━━ DATA SUPPLIED

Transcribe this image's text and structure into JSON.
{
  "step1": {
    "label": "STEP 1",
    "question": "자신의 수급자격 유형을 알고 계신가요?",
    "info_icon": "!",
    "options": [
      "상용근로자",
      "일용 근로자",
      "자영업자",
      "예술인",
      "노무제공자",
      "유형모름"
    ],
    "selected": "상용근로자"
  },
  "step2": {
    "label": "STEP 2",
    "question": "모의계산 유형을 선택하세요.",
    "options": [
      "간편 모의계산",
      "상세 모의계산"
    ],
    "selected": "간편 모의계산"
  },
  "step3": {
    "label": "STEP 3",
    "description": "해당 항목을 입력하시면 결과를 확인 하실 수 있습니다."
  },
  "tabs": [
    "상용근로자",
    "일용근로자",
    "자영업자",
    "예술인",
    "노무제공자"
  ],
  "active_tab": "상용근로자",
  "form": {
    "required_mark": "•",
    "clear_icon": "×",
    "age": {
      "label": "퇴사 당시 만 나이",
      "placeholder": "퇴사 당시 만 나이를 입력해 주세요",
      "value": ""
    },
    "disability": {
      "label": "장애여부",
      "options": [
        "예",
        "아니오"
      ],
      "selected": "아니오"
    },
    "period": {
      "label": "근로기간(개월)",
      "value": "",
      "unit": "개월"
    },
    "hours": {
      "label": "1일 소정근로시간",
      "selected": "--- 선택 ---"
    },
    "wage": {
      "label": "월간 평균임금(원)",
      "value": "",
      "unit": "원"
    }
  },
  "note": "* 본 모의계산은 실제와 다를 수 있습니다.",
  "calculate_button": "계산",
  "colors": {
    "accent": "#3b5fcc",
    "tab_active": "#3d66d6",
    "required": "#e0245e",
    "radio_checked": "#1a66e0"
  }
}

━━━━
━━ DATA SUPPLIED

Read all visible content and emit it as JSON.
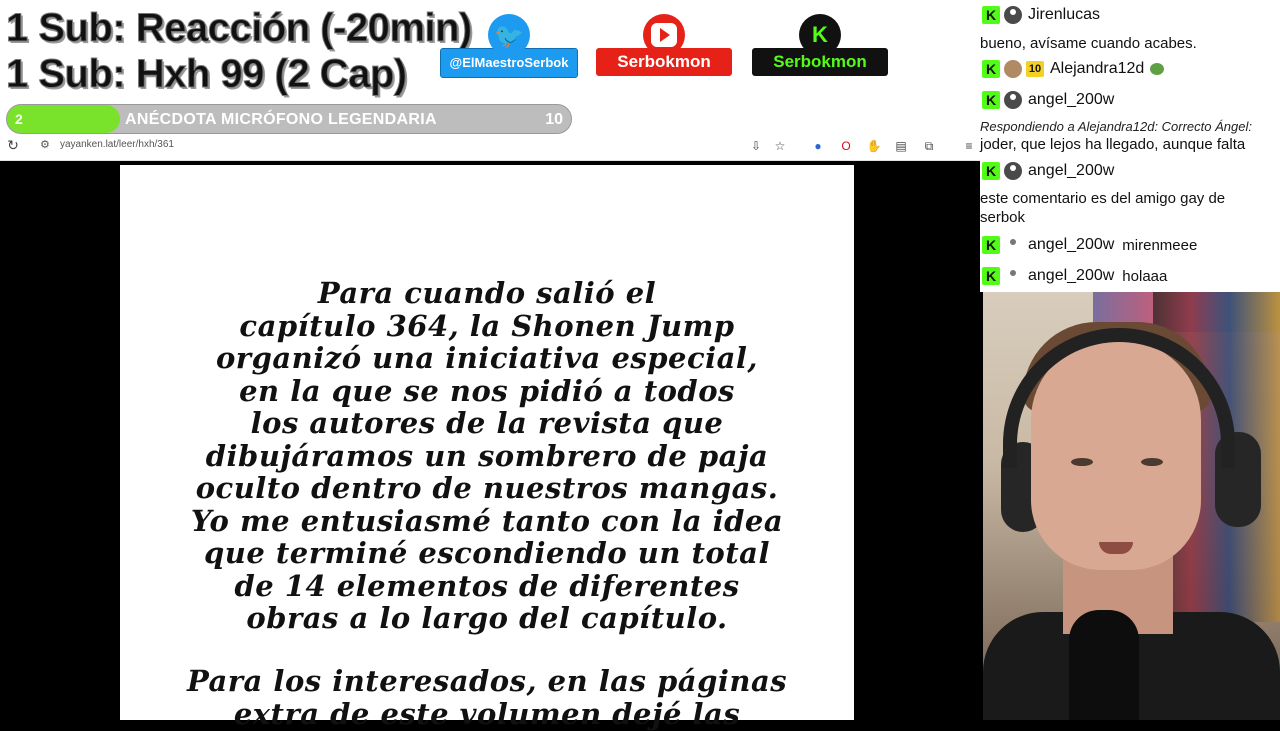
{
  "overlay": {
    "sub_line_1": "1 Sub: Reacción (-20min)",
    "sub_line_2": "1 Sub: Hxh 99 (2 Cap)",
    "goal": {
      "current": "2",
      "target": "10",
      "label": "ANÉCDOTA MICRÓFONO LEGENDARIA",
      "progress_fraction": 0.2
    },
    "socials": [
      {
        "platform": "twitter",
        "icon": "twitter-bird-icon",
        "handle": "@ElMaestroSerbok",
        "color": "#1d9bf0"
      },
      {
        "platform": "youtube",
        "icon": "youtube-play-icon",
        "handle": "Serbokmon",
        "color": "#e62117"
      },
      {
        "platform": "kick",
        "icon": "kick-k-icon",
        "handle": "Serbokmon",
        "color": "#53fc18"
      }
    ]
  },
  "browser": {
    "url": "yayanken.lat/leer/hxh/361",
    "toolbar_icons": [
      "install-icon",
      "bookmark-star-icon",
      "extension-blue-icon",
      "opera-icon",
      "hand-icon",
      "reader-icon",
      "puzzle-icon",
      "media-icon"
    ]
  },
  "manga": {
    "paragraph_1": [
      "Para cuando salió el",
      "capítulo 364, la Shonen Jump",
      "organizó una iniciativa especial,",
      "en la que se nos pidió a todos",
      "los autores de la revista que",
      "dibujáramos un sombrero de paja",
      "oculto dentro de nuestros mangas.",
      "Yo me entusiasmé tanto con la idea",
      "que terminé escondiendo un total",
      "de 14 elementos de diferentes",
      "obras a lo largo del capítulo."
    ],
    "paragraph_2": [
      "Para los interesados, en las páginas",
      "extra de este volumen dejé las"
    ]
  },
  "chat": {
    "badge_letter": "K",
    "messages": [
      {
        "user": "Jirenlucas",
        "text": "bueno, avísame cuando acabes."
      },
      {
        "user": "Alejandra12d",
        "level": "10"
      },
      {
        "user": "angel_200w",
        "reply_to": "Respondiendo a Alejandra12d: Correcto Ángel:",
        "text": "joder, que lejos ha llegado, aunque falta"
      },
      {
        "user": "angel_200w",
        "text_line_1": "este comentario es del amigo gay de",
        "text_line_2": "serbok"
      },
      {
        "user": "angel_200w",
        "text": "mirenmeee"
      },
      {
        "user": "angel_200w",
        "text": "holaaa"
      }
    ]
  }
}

━━━━
━━ DATA SUPPLIED

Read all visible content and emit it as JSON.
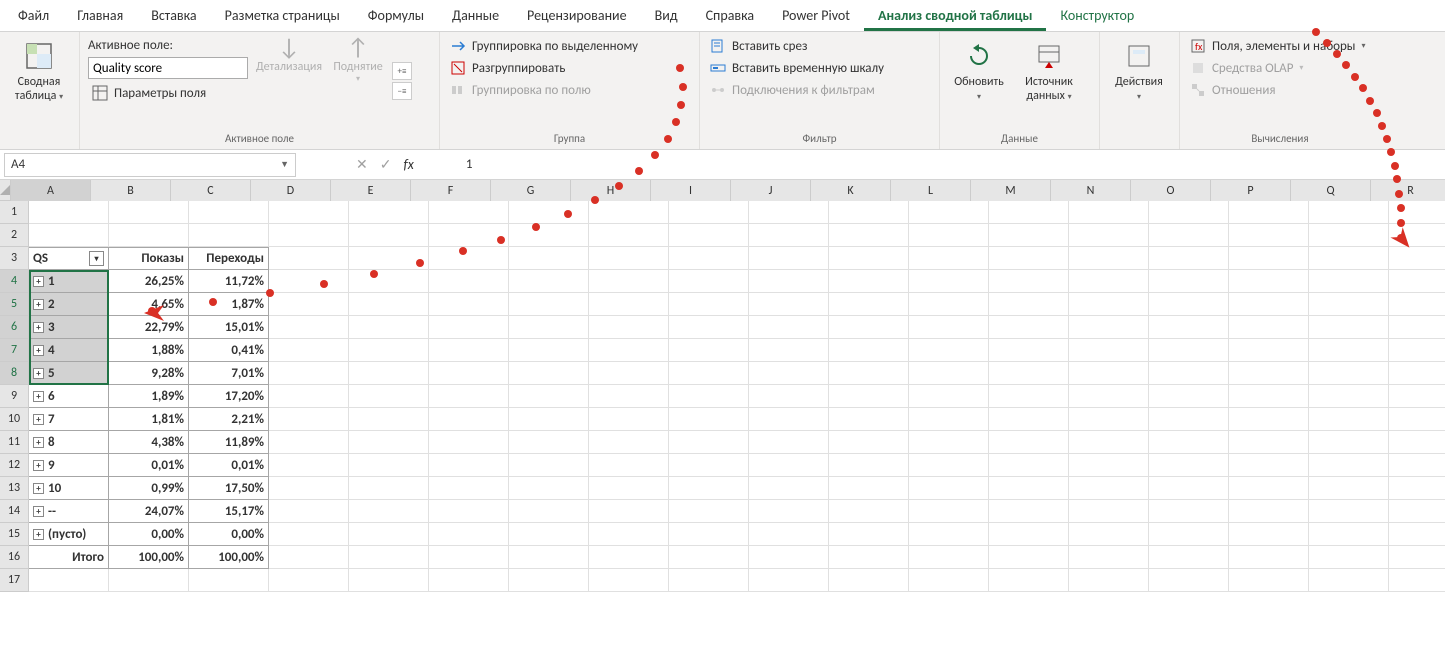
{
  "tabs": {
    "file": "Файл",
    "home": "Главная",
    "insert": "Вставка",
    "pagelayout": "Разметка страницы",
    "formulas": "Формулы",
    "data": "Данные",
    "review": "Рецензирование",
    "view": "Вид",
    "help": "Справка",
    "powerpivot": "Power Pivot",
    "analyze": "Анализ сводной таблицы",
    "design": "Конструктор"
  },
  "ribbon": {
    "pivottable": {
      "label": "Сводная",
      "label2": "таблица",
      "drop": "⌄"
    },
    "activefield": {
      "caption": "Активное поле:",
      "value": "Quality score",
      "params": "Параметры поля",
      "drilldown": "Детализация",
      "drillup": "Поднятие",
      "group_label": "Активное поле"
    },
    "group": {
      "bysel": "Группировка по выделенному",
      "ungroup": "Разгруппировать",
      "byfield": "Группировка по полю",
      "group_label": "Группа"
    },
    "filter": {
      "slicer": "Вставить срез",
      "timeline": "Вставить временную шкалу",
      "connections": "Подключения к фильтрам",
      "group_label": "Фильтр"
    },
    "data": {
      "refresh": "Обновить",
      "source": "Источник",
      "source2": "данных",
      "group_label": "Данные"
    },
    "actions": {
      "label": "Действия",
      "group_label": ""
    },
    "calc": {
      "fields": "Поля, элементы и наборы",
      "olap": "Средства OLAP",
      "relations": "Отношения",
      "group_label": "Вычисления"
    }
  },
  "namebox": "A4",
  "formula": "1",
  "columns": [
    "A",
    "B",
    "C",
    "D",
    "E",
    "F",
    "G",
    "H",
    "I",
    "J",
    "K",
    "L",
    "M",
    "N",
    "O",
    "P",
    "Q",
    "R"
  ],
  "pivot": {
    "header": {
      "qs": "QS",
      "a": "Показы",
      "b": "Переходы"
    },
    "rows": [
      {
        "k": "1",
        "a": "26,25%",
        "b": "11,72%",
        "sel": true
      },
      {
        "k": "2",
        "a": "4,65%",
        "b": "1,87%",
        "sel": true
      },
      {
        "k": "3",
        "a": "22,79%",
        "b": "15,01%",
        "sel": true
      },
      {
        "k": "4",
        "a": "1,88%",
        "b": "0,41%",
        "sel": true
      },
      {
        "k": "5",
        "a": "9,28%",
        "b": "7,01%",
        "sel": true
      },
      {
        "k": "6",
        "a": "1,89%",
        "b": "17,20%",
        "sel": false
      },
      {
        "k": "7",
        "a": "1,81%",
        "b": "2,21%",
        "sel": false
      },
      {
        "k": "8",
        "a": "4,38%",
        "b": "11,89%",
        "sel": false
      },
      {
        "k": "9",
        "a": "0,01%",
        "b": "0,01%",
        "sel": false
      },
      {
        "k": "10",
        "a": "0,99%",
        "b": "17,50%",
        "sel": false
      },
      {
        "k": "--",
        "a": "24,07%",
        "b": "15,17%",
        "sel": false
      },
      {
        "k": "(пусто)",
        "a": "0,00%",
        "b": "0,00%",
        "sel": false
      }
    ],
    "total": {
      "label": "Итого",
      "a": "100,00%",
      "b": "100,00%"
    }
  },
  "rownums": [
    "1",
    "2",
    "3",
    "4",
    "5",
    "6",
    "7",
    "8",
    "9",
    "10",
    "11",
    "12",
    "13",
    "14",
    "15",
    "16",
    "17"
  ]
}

━━━━

TASK TO CARRY OUT. Examine the records and pull out every line where the string "Вставить" occurs.

EXPECTED OUTPUT.
      "slicer": "Вставить срез",
      "timeline": "Вставить временную шкалу",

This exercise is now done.